Written request - Keep only the lines of the data below that contain "должником", and copy them.

Collection entries
§ §

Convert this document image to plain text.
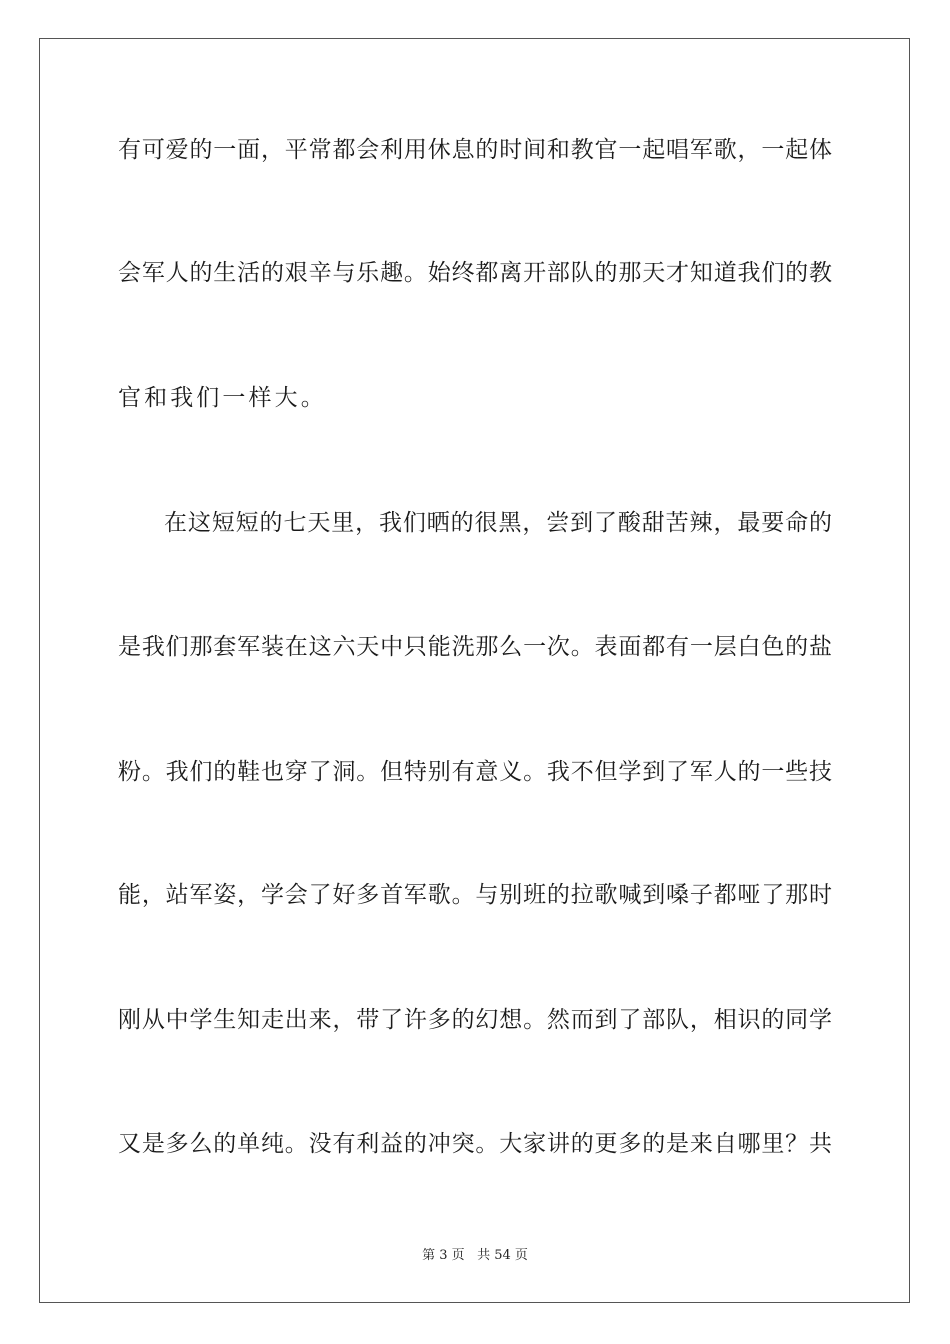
有可爱的一面，平常都会利用休息的时间和教官一起唱军歌，一起体
会军人的生活的艰辛与乐趣。始终都离开部队的那天才知道我们的教
官和我们一样大。
在这短短的七天里，我们晒的很黑，尝到了酸甜苦辣，最要命的
是我们那套军装在这六天中只能洗那么一次。表面都有一层白色的盐
粉。我们的鞋也穿了洞。但特别有意义。我不但学到了军人的一些技
能，站军姿，学会了好多首军歌。与别班的拉歌喊到嗓子都哑了那时
刚从中学生知走出来，带了许多的幻想。然而到了部队，相识的同学
又是多么的单纯。没有利益的冲突。大家讲的更多的是来自哪里？共
第 3 页 共 54 页
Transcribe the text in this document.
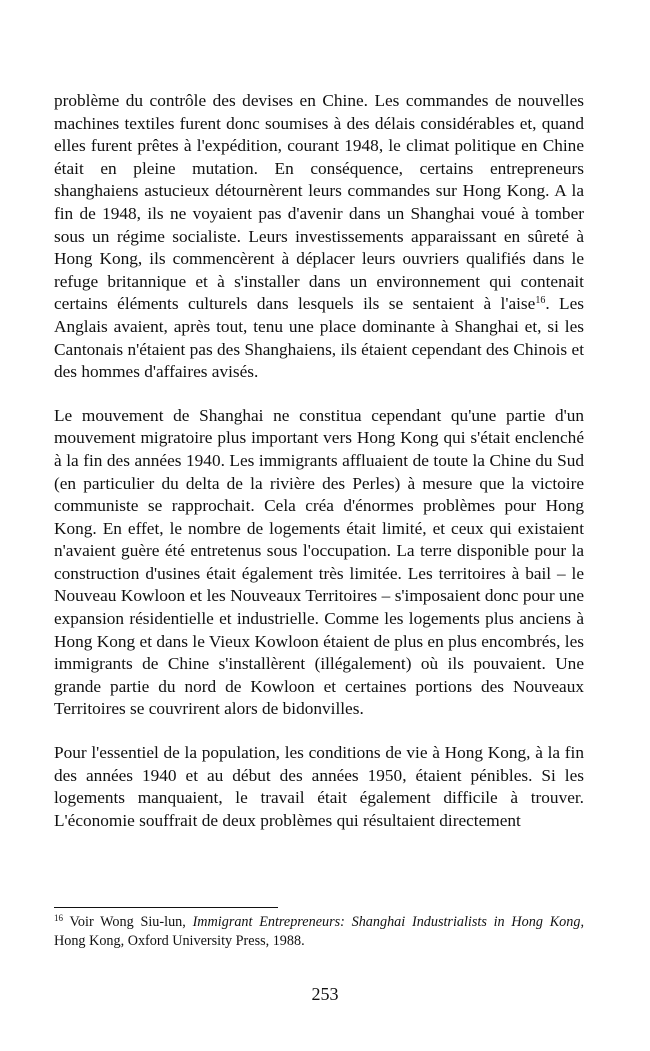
problème du contrôle des devises en Chine. Les commandes de nouvelles machines textiles furent donc soumises à des délais considérables et, quand elles furent prêtes à l'expédition, courant 1948, le climat politique en Chine était en pleine mutation. En conséquence, certains entrepreneurs shanghaiens astucieux détournèrent leurs commandes sur Hong Kong. A la fin de 1948, ils ne voyaient pas d'avenir dans un Shanghai voué à tomber sous un régime socialiste. Leurs investissements apparaissant en sûreté à Hong Kong, ils commencèrent à déplacer leurs ouvriers qualifiés dans le refuge britannique et à s'installer dans un environnement qui contenait certains éléments culturels dans lesquels ils se sentaient à l'aise$^{16}$. Les Anglais avaient, après tout, tenu une place dominante à Shanghai et, si les Cantonais n'étaient pas des Shanghaiens, ils étaient cependant des Chinois et des hommes d'affaires avisés.

Le mouvement de Shanghai ne constitua cependant qu'une partie d'un mouvement migratoire plus important vers Hong Kong qui s'était enclenché à la fin des années 1940. Les immigrants affluaient de toute la Chine du Sud (en particulier du delta de la rivière des Perles) à mesure que la victoire communiste se rapprochait. Cela créa d'énormes problèmes pour Hong Kong. En effet, le nombre de logements était limité, et ceux qui existaient n'avaient guère été entretenus sous l'occupation. La terre disponible pour la construction d'usines était également très limitée. Les territoires à bail – le Nouveau Kowloon et les Nouveaux Territoires – s'imposaient donc pour une expansion résidentielle et industrielle. Comme les logements plus anciens à Hong Kong et dans le Vieux Kowloon étaient de plus en plus encombrés, les immigrants de Chine s'installèrent (illégalement) où ils pouvaient. Une grande partie du nord de Kowloon et certaines portions des Nouveaux Territoires se couvrirent alors de bidonvilles.

Pour l'essentiel de la population, les conditions de vie à Hong Kong, à la fin des années 1940 et au début des années 1950, étaient pénibles. Si les logements manquaient, le travail était également difficile à trouver. L'économie souffrait de deux problèmes qui résultaient directement

$^{16}$ Voir Wong Siu-lun, Immigrant Entrepreneurs: Shanghai Industrialists in Hong Kong, Hong Kong, Oxford University Press, 1988.

253
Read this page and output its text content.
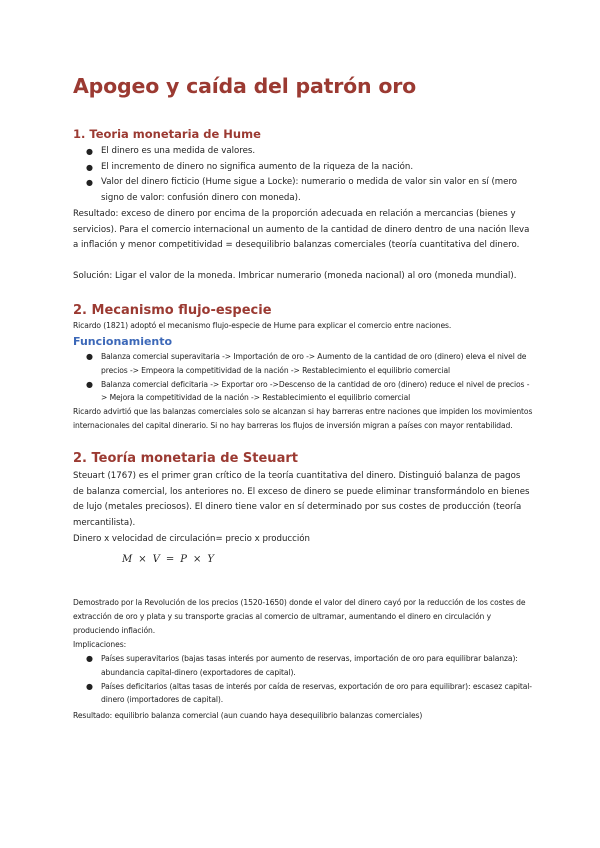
Apogeo y caída del patrón oro
1. Teoria monetaria de Hume
● El dinero es una medida de valores.
● El incremento de dinero no significa aumento de la riqueza de la nación.
● Valor del dinero ficticio (Hume sigue a Locke): numerario o medida de valor sin valor en sí (mero signo de valor: confusión dinero con moneda).

Resultado: exceso de dinero por encima de la proporción adecuada en relación a mercancias (bienes y servicios). Para el comercio internacional un aumento de la cantidad de dinero dentro de una nación lleva a inflación y menor competitividad = desequilibrio balanzas comerciales (teoría cuantitativa del dinero.

Solución: Ligar el valor de la moneda. Imbricar numerario (moneda nacional) al oro (moneda mundial).

2. Mecanismo flujo-especie

Ricardo (1821) adoptó el mecanismo flujo-especie de Hume para explicar el comercio entre naciones.

Funcionamiento
● Balanza comercial superavitaria -> Importación de oro -> Aumento de la cantidad de oro (dinero) eleva el nivel de precios -> Empeora la competitividad de la nación -> Restablecimiento el equilibrio comercial
● Balanza comercial deficitaria -> Exportar oro ->Descenso de la cantidad de oro (dinero) reduce el nivel de precios -> Mejora la competitividad de la nación -> Restablecimiento el equilibrio comercial

Ricardo advirtió que las balanzas comerciales solo se alcanzan si hay barreras entre naciones que impiden los movimientos internacionales del capital dinerario. Si no hay barreras los flujos de inversión migran a países con mayor rentabilidad.

2. Teoría monetaria de Steuart

Steuart (1767) es el primer gran crítico de la teoría cuantitativa del dinero. Distinguió balanza de pagos de balanza comercial, los anteriores no. El exceso de dinero se puede eliminar transformándolo en bienes de lujo (metales preciosos). El dinero tiene valor en sí determinado por sus costes de producción (teoría mercantilista).

Dinero x velocidad de circulación= precio x producción

M × V = P × Y

Demostrado por la Revolución de los precios (1520-1650) donde el valor del dinero cayó por la reducción de los costes de extracción de oro y plata y su transporte gracias al comercio de ultramar, aumentando el dinero en circulación y produciendo inflación.

Implicaciones:

● Países superavitarios (bajas tasas interés por aumento de reservas, importación de oro para equilibrar balanza): abundancia capital-dinero (exportadores de capital).
● Países deficitarios (altas tasas de interés por caída de reservas, exportación de oro para equilibrar): escasez capital-dinero (importadores de capital).

Resultado: equilibrio balanza comercial (aun cuando haya desequilibrio balanzas comerciales)
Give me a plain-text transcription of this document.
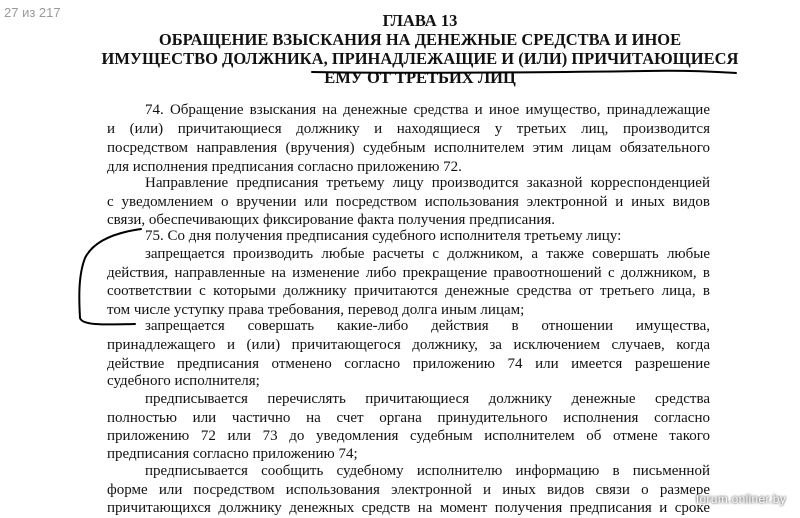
27 из 217	ГЛАВА 13
ОБРАЩЕНИЕ ВЗЫСКАНИЯ НА ДЕНЕЖНЫЕ СРЕДСТВА И ИНОЕ
ИМУЩЕСТВО ДОЛЖНИКА, ПРИНАДЛЕЖАЩИЕ И (ИЛИ) ПРИЧИТАЮЩИЕСЯ
ЕМУ ОТ ТРЕТЬИХ ЛИЦ
74. Обращение взыскания на денежные средства и иное имущество, принадлежащие
и (или) причитающиеся должнику и находящиеся у третьих лиц, производится
посредством направления (вручения) судебным исполнителем этим лицам обязательного
для исполнения предписания согласно приложению 72.
Направление предписания третьему лицу производится заказной корреспонденцией
с уведомлением о вручении или посредством использования электронной и иных видов
связи, обеспечивающих фиксирование факта получения предписания.
75. Со дня получения предписания судебного исполнителя третьему лицу:
запрещается производить любые расчеты с должником, а также совершать любые
действия, направленные на изменение либо прекращение правоотношений с должником, в
соответствии с которыми должнику причитаются денежные средства от третьего лица, в
том числе уступку права требования, перевод долга иным лицам;
запрещается совершать какие-либо действия в отношении имущества,
принадлежащего и (или) причитающегося должнику, за исключением случаев, когда
действие предписания отменено согласно приложению 74 или имеется разрешение
судебного исполнителя;
предписывается перечислять причитающиеся должнику денежные средства
полностью или частично на счет органа принудительного исполнения согласно
приложению 72 или 73 до уведомления судебным исполнителем об отмене такого
предписания согласно приложению 74;
предписывается сообщить судебному исполнителю информацию в письменной
форме или посредством использования электронной и иных видов связи о размере
причитающихся должнику денежных средств на момент получения предписания и сроке
forum.onliner.by
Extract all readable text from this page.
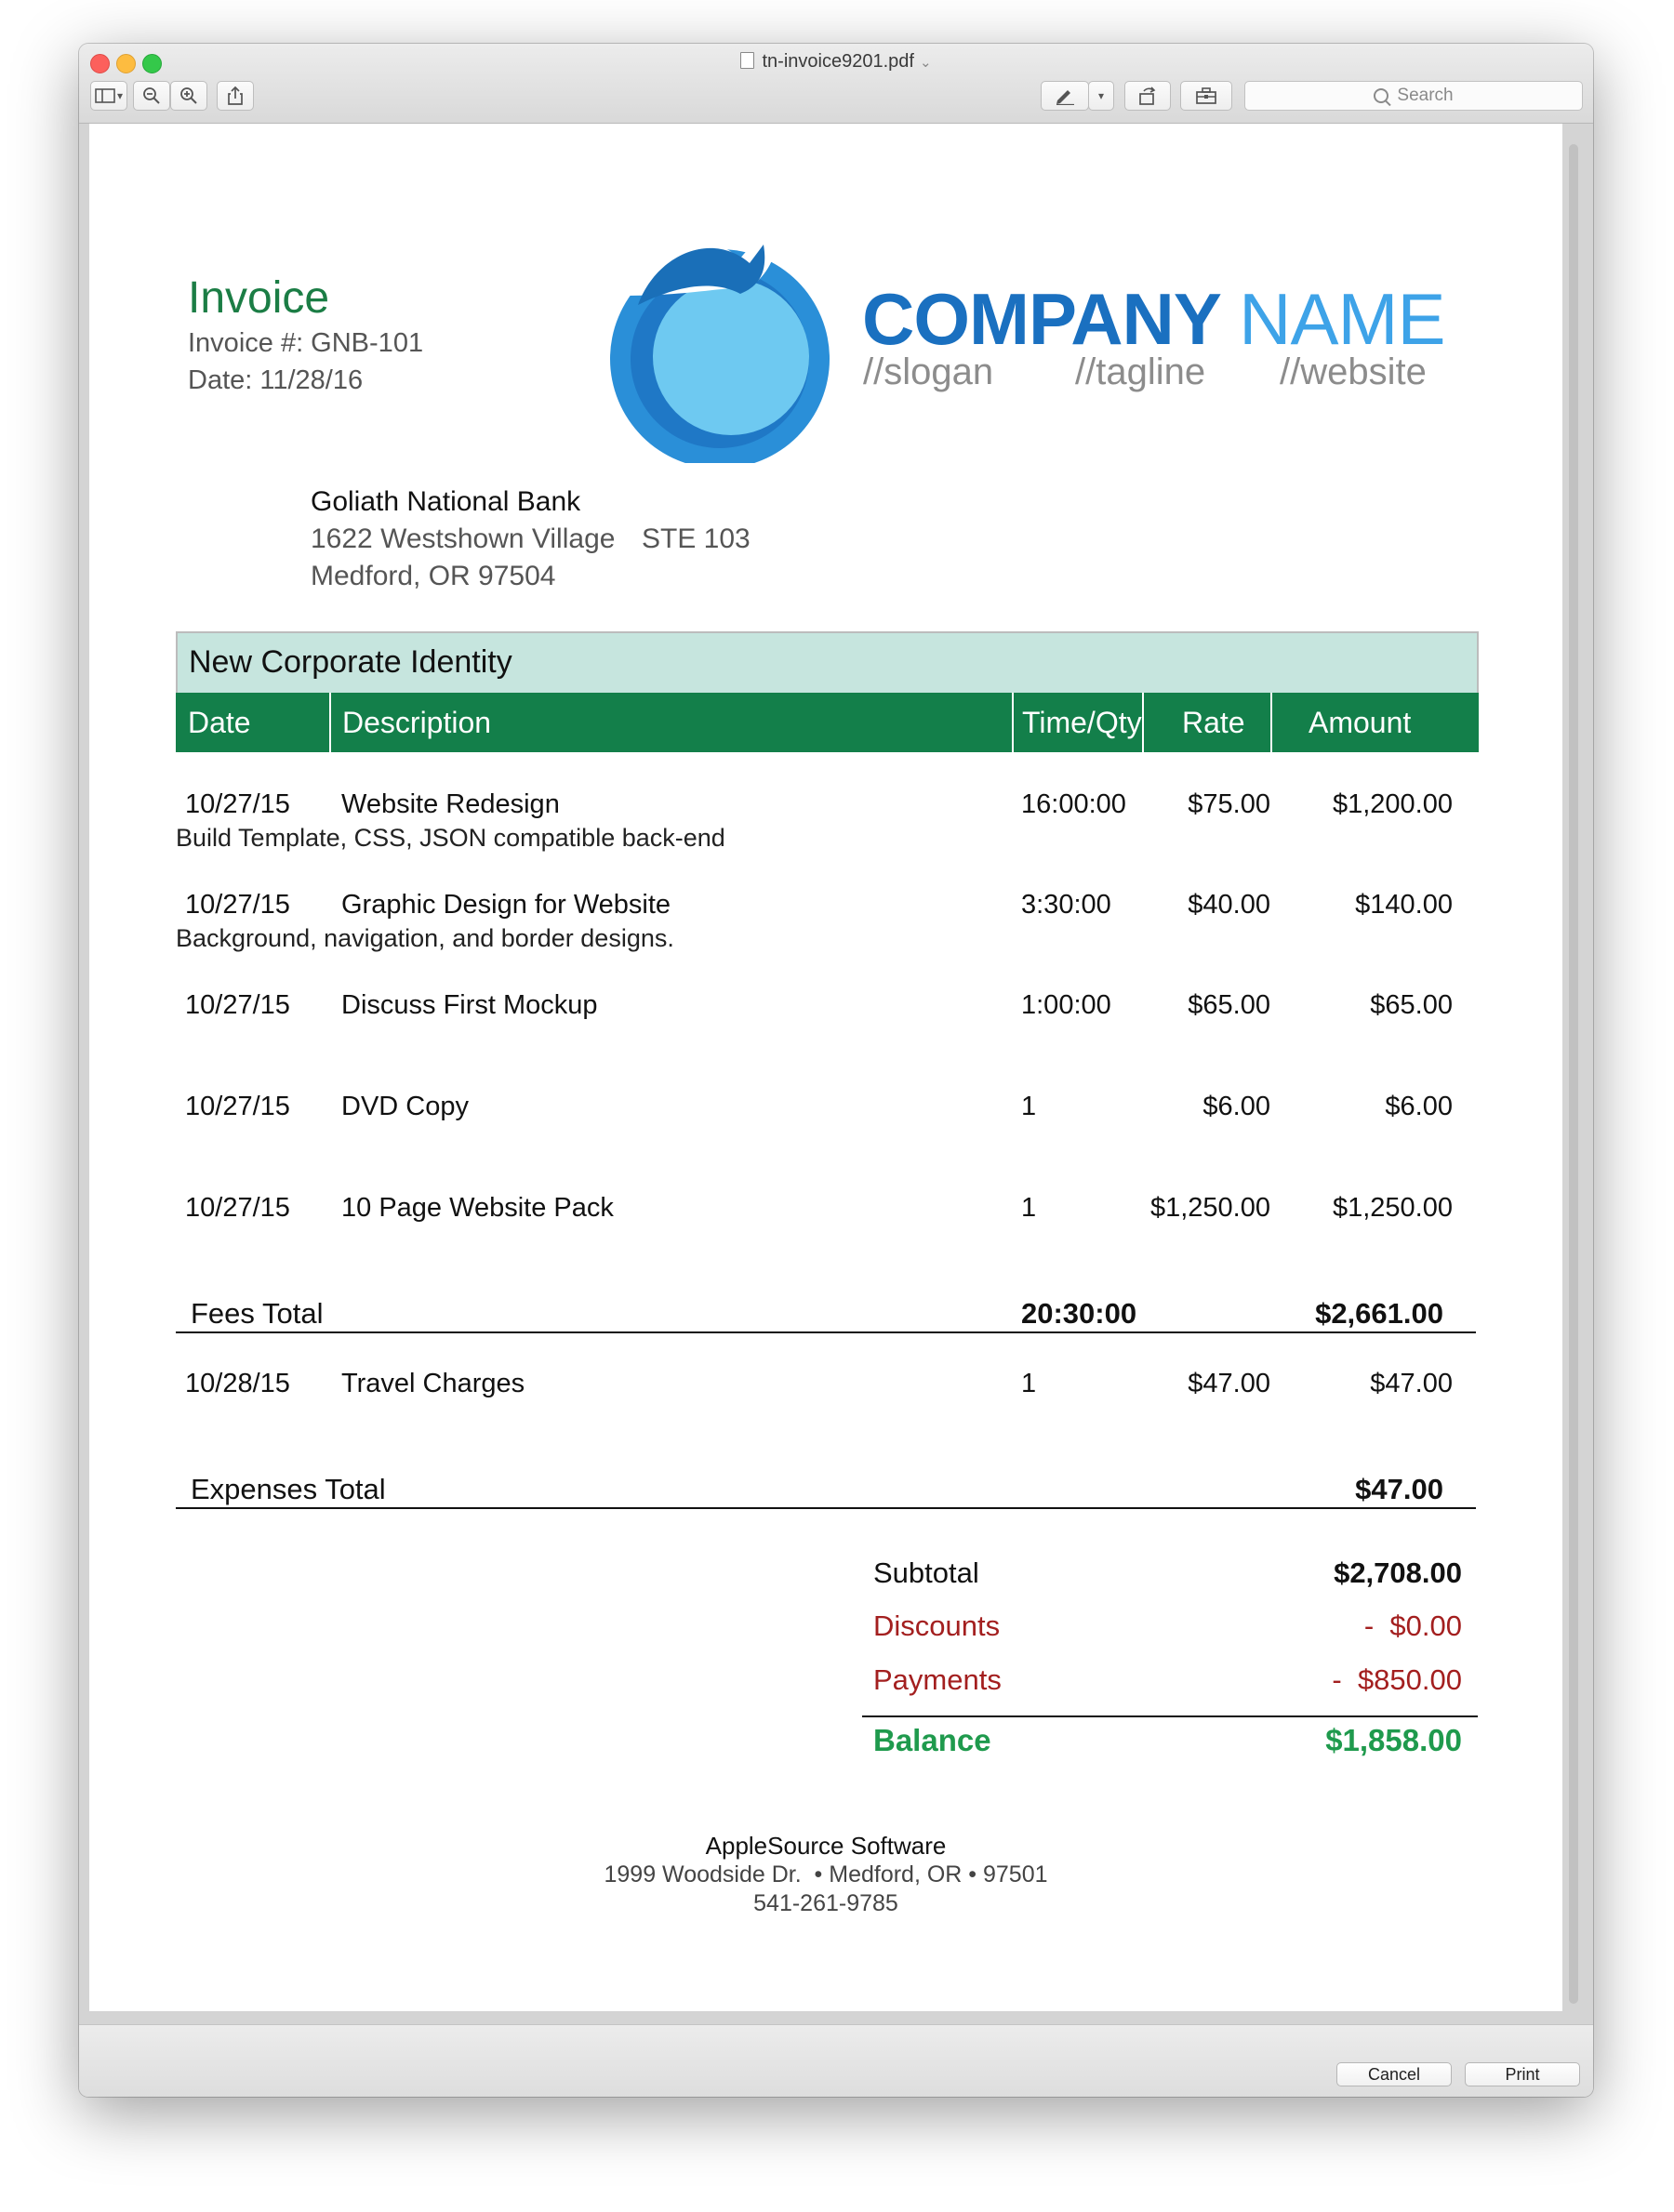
tn-invoice9201.pdf ⌄
▾	▾	Search
Invoice
Invoice #: GNB-101
Date: 11/28/16
COMPANY NAME
//slogan //tagline //website
Goliath National Bank
1622 Westshown Village STE 103
Medford, OR 97504
New Corporate Identity
Date	Description	Time/Qty Rate Amount
10/27/15 Website Redesign	16:00:00	$75.00	$1,200.00
Build Template, CSS, JSON compatible back-end
10/27/15 Graphic Design for Website	3:30:00	$40.00	$140.00
Background, navigation, and border designs.
10/27/15 Discuss First Mockup	1:00:00	$65.00	$65.00
10/27/15 DVD Copy	1	$6.00	$6.00
10/27/15 10 Page Website Pack	1	$1,250.00	$1,250.00
Fees Total	20:30:00	$2,661.00
10/28/15 Travel Charges	1	$47.00	$47.00
Expenses Total	$47.00
Subtotal	$2,708.00
Discounts	-  $0.00
Payments	-  $850.00
Balance	$1,858.00
AppleSource Software
1999 Woodside Dr.  • Medford, OR • 97501
541-261-9785
Cancel	Print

§ §

Worked answer -
запрещается производить любые расчеты с должником, а также совершать любые
действия, направленные на изменение либо прекращение правоотношений с должником, в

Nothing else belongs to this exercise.